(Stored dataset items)
* * * *

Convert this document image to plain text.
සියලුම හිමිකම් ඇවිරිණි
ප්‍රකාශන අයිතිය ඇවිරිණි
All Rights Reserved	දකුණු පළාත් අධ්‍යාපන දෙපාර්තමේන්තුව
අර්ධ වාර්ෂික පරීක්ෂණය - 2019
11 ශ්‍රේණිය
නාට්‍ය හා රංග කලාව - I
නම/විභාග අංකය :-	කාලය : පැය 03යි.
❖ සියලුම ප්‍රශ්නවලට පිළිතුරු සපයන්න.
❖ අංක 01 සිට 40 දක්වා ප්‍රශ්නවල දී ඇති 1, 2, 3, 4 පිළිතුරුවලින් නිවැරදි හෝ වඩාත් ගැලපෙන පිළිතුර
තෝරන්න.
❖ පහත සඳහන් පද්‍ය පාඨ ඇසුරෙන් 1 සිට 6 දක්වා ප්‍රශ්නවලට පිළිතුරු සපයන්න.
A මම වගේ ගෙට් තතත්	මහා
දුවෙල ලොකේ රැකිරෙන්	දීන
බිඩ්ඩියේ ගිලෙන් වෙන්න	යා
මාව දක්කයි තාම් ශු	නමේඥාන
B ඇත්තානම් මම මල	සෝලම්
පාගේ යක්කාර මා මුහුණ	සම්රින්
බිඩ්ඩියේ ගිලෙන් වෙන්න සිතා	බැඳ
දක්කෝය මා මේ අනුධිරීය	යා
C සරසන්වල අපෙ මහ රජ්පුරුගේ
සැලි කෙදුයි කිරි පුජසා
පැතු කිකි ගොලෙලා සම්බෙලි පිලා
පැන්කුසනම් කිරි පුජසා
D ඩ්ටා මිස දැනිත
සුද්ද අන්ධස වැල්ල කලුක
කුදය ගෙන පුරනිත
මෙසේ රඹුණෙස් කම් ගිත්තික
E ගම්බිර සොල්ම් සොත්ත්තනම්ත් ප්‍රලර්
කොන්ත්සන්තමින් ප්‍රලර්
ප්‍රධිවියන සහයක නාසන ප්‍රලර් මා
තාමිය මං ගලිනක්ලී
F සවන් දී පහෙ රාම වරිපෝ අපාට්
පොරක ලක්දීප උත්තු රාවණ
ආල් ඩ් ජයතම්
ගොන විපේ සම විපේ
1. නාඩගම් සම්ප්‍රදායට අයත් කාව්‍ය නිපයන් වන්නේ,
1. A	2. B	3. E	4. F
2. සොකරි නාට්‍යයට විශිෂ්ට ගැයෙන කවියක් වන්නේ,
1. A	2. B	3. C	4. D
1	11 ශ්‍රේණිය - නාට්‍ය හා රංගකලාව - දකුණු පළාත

* * * *

→ Aim
Give back each line above precisely as it stands.

→ Result below
Convert this document image to plain text.
සියලුම හිමිකම් ඇවිරිණි
ප්‍රකාශන අයිතිය ඇවිරිණි
All Rights Reserved	දකුණු පළාත් අධ්‍යාපන දෙපාර්තමේන්තුව
අර්ධ වාර්ෂික පරීක්ෂණය - 2019
11 ශ්‍රේණිය
නාට්‍ය හා රංග කලාව - I
නම/විභාග අංකය :-	කාලය : පැය 03යි.
❖ සියලුම ප්‍රශ්නවලට පිළිතුරු සපයන්න.
❖ අංක 01 සිට 40 දක්වා ප්‍රශ්නවල දී ඇති 1, 2, 3, 4 පිළිතුරුවලින් නිවැරදි හෝ වඩාත් ගැලපෙන පිළිතුර
තෝරන්න.
❖ පහත සඳහන් පද්‍ය පාඨ ඇසුරෙන් 1 සිට 6 දක්වා ප්‍රශ්නවලට පිළිතුරු සපයන්න.
A මම වගේ ගෙට් තතත්	මහා
දුවෙල ලොකේ රැකිරෙන්	දීන
බිඩ්ඩියේ ගිලෙන් වෙන්න	යා
මාව දක්කයි තාම් ශු	නමේඥාන
B ඇත්තානම් මම මල	සෝලම්
පාගේ යක්කාර මා මුහුණ	සම්රින්
බිඩ්ඩියේ ගිලෙන් වෙන්න සිතා	බැඳ
දක්කෝය මා මේ අනුධිරීය	යා
C සරසන්වල අපෙ මහ රජ්පුරුගේ
සැලි කෙදුයි කිරි පුජසා
පැතු කිකි ගොලෙලා සම්බෙලි පිලා
පැන්කුසනම් කිරි පුජසා
D ඩ්ටා මිස දැනිත
සුද්ද අන්ධස වැල්ල කලුක
කුදය ගෙන පුරනිත
මෙසේ රඹුණෙස් කම් ගිත්තික
E ගම්බිර සොල්ම් සොත්ත්තනම්ත් ප්‍රලර්
කොන්ත්සන්තමින් ප්‍රලර්
ප්‍රධිවියන සහයක නාසන ප්‍රලර් මා
තාමිය මං ගලිනක්ලී
F සවන් දී පහෙ රාම වරිපෝ අපාට්
පොරක ලක්දීප උත්තු රාවණ
ආල් ඩ් ජයතම්
ගොන විපේ සම විපේ
1. නාඩගම් සම්ප්‍රදායට අයත් කාව්‍ය නිපයන් වන්නේ,
1. A	2. B	3. E	4. F
2. සොකරි නාට්‍යයට විශිෂ්ට ගැයෙන කවියක් වන්නේ,
1. A	2. B	3. C	4. D
1	11 ශ්‍රේණිය - නාට්‍ය හා රංගකලාව - දකුණු පළාත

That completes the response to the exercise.